> Task description
Return each line of the material verbatim.

> Raw records
○ ○ ○ ○ ○

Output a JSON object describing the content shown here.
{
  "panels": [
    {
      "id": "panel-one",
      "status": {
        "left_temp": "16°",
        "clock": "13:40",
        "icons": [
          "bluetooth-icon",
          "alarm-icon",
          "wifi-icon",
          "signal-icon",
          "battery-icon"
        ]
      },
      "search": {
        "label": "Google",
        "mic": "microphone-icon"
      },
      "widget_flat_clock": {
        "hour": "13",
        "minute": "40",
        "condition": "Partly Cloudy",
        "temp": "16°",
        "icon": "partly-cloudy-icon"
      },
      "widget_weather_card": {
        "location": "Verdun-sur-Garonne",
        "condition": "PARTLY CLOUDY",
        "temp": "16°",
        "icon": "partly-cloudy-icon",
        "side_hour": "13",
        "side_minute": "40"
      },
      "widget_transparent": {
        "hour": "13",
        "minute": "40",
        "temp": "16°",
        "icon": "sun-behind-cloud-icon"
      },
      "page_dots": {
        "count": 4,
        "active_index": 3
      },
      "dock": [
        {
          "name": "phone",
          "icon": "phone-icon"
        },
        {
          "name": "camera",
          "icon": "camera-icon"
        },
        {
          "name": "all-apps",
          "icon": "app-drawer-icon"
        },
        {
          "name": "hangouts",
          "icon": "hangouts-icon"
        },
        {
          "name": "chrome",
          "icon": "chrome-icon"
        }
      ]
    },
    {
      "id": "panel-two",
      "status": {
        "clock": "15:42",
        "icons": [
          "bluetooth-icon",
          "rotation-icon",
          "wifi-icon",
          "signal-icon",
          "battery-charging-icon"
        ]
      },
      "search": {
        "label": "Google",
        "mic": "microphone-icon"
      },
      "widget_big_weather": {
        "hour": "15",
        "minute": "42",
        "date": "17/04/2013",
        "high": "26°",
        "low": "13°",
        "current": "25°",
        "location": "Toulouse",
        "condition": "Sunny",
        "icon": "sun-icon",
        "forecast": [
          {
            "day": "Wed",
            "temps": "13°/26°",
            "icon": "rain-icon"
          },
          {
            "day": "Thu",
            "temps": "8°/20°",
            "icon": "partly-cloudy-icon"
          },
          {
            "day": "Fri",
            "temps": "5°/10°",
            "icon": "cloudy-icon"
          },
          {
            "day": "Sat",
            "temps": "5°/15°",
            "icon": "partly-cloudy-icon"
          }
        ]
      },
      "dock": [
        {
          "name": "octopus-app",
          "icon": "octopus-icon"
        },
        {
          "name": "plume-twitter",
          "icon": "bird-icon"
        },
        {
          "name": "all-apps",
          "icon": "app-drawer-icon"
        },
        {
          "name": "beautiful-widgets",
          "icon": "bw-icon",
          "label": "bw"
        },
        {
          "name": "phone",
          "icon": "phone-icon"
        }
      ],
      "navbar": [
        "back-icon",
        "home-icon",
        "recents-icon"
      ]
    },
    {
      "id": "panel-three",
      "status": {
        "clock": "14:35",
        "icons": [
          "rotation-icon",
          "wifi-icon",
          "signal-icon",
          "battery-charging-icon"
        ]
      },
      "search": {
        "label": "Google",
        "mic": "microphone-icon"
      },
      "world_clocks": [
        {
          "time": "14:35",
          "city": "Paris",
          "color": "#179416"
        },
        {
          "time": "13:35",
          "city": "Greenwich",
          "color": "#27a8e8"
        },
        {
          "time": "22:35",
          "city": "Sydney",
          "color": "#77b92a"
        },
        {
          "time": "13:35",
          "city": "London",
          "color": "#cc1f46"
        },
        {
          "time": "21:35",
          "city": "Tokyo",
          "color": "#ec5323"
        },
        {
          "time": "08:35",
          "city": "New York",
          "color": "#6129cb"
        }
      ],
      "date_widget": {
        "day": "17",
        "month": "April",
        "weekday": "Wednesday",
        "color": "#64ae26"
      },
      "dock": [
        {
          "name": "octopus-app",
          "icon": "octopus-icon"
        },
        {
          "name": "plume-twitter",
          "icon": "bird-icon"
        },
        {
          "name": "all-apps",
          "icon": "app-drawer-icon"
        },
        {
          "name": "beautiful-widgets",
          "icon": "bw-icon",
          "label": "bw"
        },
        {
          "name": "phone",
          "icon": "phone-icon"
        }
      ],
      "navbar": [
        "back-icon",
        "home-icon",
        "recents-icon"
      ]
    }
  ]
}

○ ○ ○ ○ ○

> Task solution
Output a JSON object describing the content shown here.
{
  "panels": [
    {
      "id": "panel-one",
      "status": {
        "left_temp": "16°",
        "clock": "13:40",
        "icons": [
          "bluetooth-icon",
          "alarm-icon",
          "wifi-icon",
          "signal-icon",
          "battery-icon"
        ]
      },
      "search": {
        "label": "Google",
        "mic": "microphone-icon"
      },
      "widget_flat_clock": {
        "hour": "13",
        "minute": "40",
        "condition": "Partly Cloudy",
        "temp": "16°",
        "icon": "partly-cloudy-icon"
      },
      "widget_weather_card": {
        "location": "Verdun-sur-Garonne",
        "condition": "PARTLY CLOUDY",
        "temp": "16°",
        "icon": "partly-cloudy-icon",
        "side_hour": "13",
        "side_minute": "40"
      },
      "widget_transparent": {
        "hour": "13",
        "minute": "40",
        "temp": "16°",
        "icon": "sun-behind-cloud-icon"
      },
      "page_dots": {
        "count": 4,
        "active_index": 3
      },
      "dock": [
        {
          "name": "phone",
          "icon": "phone-icon"
        },
        {
          "name": "camera",
          "icon": "camera-icon"
        },
        {
          "name": "all-apps",
          "icon": "app-drawer-icon"
        },
        {
          "name": "hangouts",
          "icon": "hangouts-icon"
        },
        {
          "name": "chrome",
          "icon": "chrome-icon"
        }
      ]
    },
    {
      "id": "panel-two",
      "status": {
        "clock": "15:42",
        "icons": [
          "bluetooth-icon",
          "rotation-icon",
          "wifi-icon",
          "signal-icon",
          "battery-charging-icon"
        ]
      },
      "search": {
        "label": "Google",
        "mic": "microphone-icon"
      },
      "widget_big_weather": {
        "hour": "15",
        "minute": "42",
        "date": "17/04/2013",
        "high": "26°",
        "low": "13°",
        "current": "25°",
        "location": "Toulouse",
        "condition": "Sunny",
        "icon": "sun-icon",
        "forecast": [
          {
            "day": "Wed",
            "temps": "13°/26°",
            "icon": "rain-icon"
          },
          {
            "day": "Thu",
            "temps": "8°/20°",
            "icon": "partly-cloudy-icon"
          },
          {
            "day": "Fri",
            "temps": "5°/10°",
            "icon": "cloudy-icon"
          },
          {
            "day": "Sat",
            "temps": "5°/15°",
            "icon": "partly-cloudy-icon"
          }
        ]
      },
      "dock": [
        {
          "name": "octopus-app",
          "icon": "octopus-icon"
        },
        {
          "name": "plume-twitter",
          "icon": "bird-icon"
        },
        {
          "name": "all-apps",
          "icon": "app-drawer-icon"
        },
        {
          "name": "beautiful-widgets",
          "icon": "bw-icon",
          "label": "bw"
        },
        {
          "name": "phone",
          "icon": "phone-icon"
        }
      ],
      "navbar": [
        "back-icon",
        "home-icon",
        "recents-icon"
      ]
    },
    {
      "id": "panel-three",
      "status": {
        "clock": "14:35",
        "icons": [
          "rotation-icon",
          "wifi-icon",
          "signal-icon",
          "battery-charging-icon"
        ]
      },
      "search": {
        "label": "Google",
        "mic": "microphone-icon"
      },
      "world_clocks": [
        {
          "time": "14:35",
          "city": "Paris",
          "color": "#179416"
        },
        {
          "time": "13:35",
          "city": "Greenwich",
          "color": "#27a8e8"
        },
        {
          "time": "22:35",
          "city": "Sydney",
          "color": "#77b92a"
        },
        {
          "time": "13:35",
          "city": "London",
          "color": "#cc1f46"
        },
        {
          "time": "21:35",
          "city": "Tokyo",
          "color": "#ec5323"
        },
        {
          "time": "08:35",
          "city": "New York",
          "color": "#6129cb"
        }
      ],
      "date_widget": {
        "day": "17",
        "month": "April",
        "weekday": "Wednesday",
        "color": "#64ae26"
      },
      "dock": [
        {
          "name": "octopus-app",
          "icon": "octopus-icon"
        },
        {
          "name": "plume-twitter",
          "icon": "bird-icon"
        },
        {
          "name": "all-apps",
          "icon": "app-drawer-icon"
        },
        {
          "name": "beautiful-widgets",
          "icon": "bw-icon",
          "label": "bw"
        },
        {
          "name": "phone",
          "icon": "phone-icon"
        }
      ],
      "navbar": [
        "back-icon",
        "home-icon",
        "recents-icon"
      ]
    }
  ]
}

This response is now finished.